> [WRITTEN EXERCISE]:
Extract each record and reproduce it exactly.

> [Records about charts and figures]:
##########
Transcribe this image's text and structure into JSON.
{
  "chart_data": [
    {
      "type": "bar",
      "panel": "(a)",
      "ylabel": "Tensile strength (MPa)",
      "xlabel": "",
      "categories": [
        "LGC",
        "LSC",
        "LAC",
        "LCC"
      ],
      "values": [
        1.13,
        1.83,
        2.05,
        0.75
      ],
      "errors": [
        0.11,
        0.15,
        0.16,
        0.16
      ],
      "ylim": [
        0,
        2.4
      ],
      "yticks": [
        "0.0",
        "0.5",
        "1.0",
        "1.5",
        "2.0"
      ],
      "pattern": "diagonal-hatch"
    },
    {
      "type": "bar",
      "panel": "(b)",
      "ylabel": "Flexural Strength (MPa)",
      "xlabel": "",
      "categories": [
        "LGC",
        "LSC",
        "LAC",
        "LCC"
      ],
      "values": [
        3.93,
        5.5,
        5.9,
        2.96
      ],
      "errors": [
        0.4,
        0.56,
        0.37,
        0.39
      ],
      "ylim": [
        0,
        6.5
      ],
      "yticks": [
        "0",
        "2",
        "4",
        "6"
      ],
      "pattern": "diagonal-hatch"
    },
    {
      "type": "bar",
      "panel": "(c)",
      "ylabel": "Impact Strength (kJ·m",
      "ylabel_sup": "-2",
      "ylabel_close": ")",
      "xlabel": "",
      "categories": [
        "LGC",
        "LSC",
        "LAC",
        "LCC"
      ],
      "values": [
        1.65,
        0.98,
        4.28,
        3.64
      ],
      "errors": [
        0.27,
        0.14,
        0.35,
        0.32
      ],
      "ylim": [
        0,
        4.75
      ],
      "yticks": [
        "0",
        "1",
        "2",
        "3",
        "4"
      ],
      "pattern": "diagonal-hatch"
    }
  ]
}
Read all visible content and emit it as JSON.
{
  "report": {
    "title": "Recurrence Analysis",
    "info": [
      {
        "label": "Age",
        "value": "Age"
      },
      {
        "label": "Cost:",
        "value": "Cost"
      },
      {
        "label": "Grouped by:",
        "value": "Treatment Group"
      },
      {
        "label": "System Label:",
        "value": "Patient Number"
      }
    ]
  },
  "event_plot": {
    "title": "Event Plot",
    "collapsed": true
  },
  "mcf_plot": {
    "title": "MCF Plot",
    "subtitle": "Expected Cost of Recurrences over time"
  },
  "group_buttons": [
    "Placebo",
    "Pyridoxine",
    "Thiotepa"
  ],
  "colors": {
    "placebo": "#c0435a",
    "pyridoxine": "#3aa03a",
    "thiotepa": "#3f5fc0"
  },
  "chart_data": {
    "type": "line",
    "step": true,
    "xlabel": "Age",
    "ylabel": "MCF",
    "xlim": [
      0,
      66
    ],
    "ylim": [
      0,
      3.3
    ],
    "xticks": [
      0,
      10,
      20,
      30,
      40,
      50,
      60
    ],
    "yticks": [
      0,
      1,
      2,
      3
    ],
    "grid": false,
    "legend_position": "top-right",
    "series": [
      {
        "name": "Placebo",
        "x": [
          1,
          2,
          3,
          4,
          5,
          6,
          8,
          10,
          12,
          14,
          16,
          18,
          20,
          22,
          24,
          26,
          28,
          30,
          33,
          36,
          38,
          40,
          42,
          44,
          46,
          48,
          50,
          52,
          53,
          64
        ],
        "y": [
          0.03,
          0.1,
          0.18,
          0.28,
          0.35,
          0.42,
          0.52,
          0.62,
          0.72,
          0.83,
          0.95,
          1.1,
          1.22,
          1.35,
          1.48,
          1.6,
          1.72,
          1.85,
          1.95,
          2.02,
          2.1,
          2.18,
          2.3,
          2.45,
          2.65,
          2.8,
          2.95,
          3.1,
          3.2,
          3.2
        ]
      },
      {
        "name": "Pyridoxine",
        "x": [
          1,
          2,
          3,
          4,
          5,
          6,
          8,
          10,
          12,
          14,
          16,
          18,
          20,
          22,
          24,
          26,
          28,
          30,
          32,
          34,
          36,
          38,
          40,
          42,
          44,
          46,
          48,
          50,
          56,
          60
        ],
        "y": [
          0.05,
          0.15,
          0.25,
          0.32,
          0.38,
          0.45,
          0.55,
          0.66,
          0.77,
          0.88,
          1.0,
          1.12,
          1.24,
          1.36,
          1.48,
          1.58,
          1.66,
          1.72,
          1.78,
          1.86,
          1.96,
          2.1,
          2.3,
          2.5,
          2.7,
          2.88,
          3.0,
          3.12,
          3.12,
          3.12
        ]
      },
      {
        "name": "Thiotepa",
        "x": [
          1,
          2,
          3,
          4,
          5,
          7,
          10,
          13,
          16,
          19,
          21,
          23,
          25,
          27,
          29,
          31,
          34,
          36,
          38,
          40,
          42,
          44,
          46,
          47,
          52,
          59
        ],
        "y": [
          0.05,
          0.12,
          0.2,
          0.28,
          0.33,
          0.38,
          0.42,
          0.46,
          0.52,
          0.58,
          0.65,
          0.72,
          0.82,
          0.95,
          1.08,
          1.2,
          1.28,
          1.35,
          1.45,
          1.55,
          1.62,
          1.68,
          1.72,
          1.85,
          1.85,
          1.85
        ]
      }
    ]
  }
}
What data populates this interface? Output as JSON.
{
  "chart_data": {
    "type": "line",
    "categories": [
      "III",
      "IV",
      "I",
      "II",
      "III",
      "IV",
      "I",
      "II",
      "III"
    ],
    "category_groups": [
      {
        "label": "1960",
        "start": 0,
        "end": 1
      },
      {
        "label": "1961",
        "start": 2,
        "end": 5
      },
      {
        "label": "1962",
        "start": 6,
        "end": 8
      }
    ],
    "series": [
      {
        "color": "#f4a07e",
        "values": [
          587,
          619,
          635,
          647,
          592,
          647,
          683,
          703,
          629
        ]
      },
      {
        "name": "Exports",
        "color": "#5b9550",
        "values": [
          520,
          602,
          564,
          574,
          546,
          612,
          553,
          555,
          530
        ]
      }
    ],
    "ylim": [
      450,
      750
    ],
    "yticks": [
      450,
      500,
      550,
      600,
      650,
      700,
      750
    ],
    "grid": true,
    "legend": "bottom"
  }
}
##########
> [RESPONSE TO THE TASK]:
Transcribe this image's text and structure into JSON.
{
  "chart_data": [
    {
      "type": "bar",
      "panel": "(a)",
      "ylabel": "Tensile strength (MPa)",
      "xlabel": "",
      "categories": [
        "LGC",
        "LSC",
        "LAC",
        "LCC"
      ],
      "values": [
        1.13,
        1.83,
        2.05,
        0.75
      ],
      "errors": [
        0.11,
        0.15,
        0.16,
        0.16
      ],
      "ylim": [
        0,
        2.4
      ],
      "yticks": [
        "0.0",
        "0.5",
        "1.0",
        "1.5",
        "2.0"
      ],
      "pattern": "diagonal-hatch"
    },
    {
      "type": "bar",
      "panel": "(b)",
      "ylabel": "Flexural Strength (MPa)",
      "xlabel": "",
      "categories": [
        "LGC",
        "LSC",
        "LAC",
        "LCC"
      ],
      "values": [
        3.93,
        5.5,
        5.9,
        2.96
      ],
      "errors": [
        0.4,
        0.56,
        0.37,
        0.39
      ],
      "ylim": [
        0,
        6.5
      ],
      "yticks": [
        "0",
        "2",
        "4",
        "6"
      ],
      "pattern": "diagonal-hatch"
    },
    {
      "type": "bar",
      "panel": "(c)",
      "ylabel": "Impact Strength (kJ·m",
      "ylabel_sup": "-2",
      "ylabel_close": ")",
      "xlabel": "",
      "categories": [
        "LGC",
        "LSC",
        "LAC",
        "LCC"
      ],
      "values": [
        1.65,
        0.98,
        4.28,
        3.64
      ],
      "errors": [
        0.27,
        0.14,
        0.35,
        0.32
      ],
      "ylim": [
        0,
        4.75
      ],
      "yticks": [
        "0",
        "1",
        "2",
        "3",
        "4"
      ],
      "pattern": "diagonal-hatch"
    }
  ]
}
Read all visible content and emit it as JSON.
{
  "report": {
    "title": "Recurrence Analysis",
    "info": [
      {
        "label": "Age",
        "value": "Age"
      },
      {
        "label": "Cost:",
        "value": "Cost"
      },
      {
        "label": "Grouped by:",
        "value": "Treatment Group"
      },
      {
        "label": "System Label:",
        "value": "Patient Number"
      }
    ]
  },
  "event_plot": {
    "title": "Event Plot",
    "collapsed": true
  },
  "mcf_plot": {
    "title": "MCF Plot",
    "subtitle": "Expected Cost of Recurrences over time"
  },
  "group_buttons": [
    "Placebo",
    "Pyridoxine",
    "Thiotepa"
  ],
  "colors": {
    "placebo": "#c0435a",
    "pyridoxine": "#3aa03a",
    "thiotepa": "#3f5fc0"
  },
  "chart_data": {
    "type": "line",
    "step": true,
    "xlabel": "Age",
    "ylabel": "MCF",
    "xlim": [
      0,
      66
    ],
    "ylim": [
      0,
      3.3
    ],
    "xticks": [
      0,
      10,
      20,
      30,
      40,
      50,
      60
    ],
    "yticks": [
      0,
      1,
      2,
      3
    ],
    "grid": false,
    "legend_position": "top-right",
    "series": [
      {
        "name": "Placebo",
        "x": [
          1,
          2,
          3,
          4,
          5,
          6,
          8,
          10,
          12,
          14,
          16,
          18,
          20,
          22,
          24,
          26,
          28,
          30,
          33,
          36,
          38,
          40,
          42,
          44,
          46,
          48,
          50,
          52,
          53,
          64
        ],
        "y": [
          0.03,
          0.1,
          0.18,
          0.28,
          0.35,
          0.42,
          0.52,
          0.62,
          0.72,
          0.83,
          0.95,
          1.1,
          1.22,
          1.35,
          1.48,
          1.6,
          1.72,
          1.85,
          1.95,
          2.02,
          2.1,
          2.18,
          2.3,
          2.45,
          2.65,
          2.8,
          2.95,
          3.1,
          3.2,
          3.2
        ]
      },
      {
        "name": "Pyridoxine",
        "x": [
          1,
          2,
          3,
          4,
          5,
          6,
          8,
          10,
          12,
          14,
          16,
          18,
          20,
          22,
          24,
          26,
          28,
          30,
          32,
          34,
          36,
          38,
          40,
          42,
          44,
          46,
          48,
          50,
          56,
          60
        ],
        "y": [
          0.05,
          0.15,
          0.25,
          0.32,
          0.38,
          0.45,
          0.55,
          0.66,
          0.77,
          0.88,
          1.0,
          1.12,
          1.24,
          1.36,
          1.48,
          1.58,
          1.66,
          1.72,
          1.78,
          1.86,
          1.96,
          2.1,
          2.3,
          2.5,
          2.7,
          2.88,
          3.0,
          3.12,
          3.12,
          3.12
        ]
      },
      {
        "name": "Thiotepa",
        "x": [
          1,
          2,
          3,
          4,
          5,
          7,
          10,
          13,
          16,
          19,
          21,
          23,
          25,
          27,
          29,
          31,
          34,
          36,
          38,
          40,
          42,
          44,
          46,
          47,
          52,
          59
        ],
        "y": [
          0.05,
          0.12,
          0.2,
          0.28,
          0.33,
          0.38,
          0.42,
          0.46,
          0.52,
          0.58,
          0.65,
          0.72,
          0.82,
          0.95,
          1.08,
          1.2,
          1.28,
          1.35,
          1.45,
          1.55,
          1.62,
          1.68,
          1.72,
          1.85,
          1.85,
          1.85
        ]
      }
    ]
  }
}
What data populates this interface? Output as JSON.
{
  "chart_data": {
    "type": "line",
    "categories": [
      "III",
      "IV",
      "I",
      "II",
      "III",
      "IV",
      "I",
      "II",
      "III"
    ],
    "category_groups": [
      {
        "label": "1960",
        "start": 0,
        "end": 1
      },
      {
        "label": "1961",
        "start": 2,
        "end": 5
      },
      {
        "label": "1962",
        "start": 6,
        "end": 8
      }
    ],
    "series": [
      {
        "color": "#f4a07e",
        "values": [
          587,
          619,
          635,
          647,
          592,
          647,
          683,
          703,
          629
        ]
      },
      {
        "name": "Exports",
        "color": "#5b9550",
        "values": [
          520,
          602,
          564,
          574,
          546,
          612,
          553,
          555,
          530
        ]
      }
    ],
    "ylim": [
      450,
      750
    ],
    "yticks": [
      450,
      500,
      550,
      600,
      650,
      700,
      750
    ],
    "grid": true,
    "legend": "bottom"
  }
}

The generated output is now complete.